__WHAT TO PRODUCE__. Which lines contain the string "powers"? Please list every one of them.

[Data extracted from a collection]
-- Begin --

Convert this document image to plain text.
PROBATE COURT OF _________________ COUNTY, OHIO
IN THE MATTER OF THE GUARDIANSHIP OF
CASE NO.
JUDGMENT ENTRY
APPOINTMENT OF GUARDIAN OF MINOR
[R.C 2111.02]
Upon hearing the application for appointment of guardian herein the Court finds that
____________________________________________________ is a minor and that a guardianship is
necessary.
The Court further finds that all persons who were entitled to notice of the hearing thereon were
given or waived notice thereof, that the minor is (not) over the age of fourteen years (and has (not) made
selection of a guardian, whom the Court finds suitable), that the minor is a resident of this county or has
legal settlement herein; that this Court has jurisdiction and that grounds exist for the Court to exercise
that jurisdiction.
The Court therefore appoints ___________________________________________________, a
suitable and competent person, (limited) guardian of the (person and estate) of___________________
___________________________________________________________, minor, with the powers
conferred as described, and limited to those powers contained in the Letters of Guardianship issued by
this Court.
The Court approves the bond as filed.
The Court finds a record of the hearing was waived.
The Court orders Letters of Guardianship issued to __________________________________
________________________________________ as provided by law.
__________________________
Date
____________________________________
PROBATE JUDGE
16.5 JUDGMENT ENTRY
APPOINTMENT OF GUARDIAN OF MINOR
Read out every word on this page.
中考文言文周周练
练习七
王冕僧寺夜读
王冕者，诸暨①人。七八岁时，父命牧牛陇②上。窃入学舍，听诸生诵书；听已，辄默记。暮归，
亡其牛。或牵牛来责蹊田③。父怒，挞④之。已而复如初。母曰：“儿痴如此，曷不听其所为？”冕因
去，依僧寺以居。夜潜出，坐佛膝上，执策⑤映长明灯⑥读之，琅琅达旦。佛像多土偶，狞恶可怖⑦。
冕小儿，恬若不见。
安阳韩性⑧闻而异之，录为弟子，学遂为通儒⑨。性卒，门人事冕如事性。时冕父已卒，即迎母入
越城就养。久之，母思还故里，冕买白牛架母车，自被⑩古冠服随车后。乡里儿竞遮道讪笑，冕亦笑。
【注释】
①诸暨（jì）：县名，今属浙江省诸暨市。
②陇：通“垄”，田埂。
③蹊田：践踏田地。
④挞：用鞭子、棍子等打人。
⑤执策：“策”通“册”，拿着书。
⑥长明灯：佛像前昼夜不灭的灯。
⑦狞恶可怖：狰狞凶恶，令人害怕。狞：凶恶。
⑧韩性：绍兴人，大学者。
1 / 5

-- End --

__TASK SOLUTION__.
___________________________________________________________, minor, with the powers
conferred as described, and limited to those powers contained in the Letters of Guardianship issued by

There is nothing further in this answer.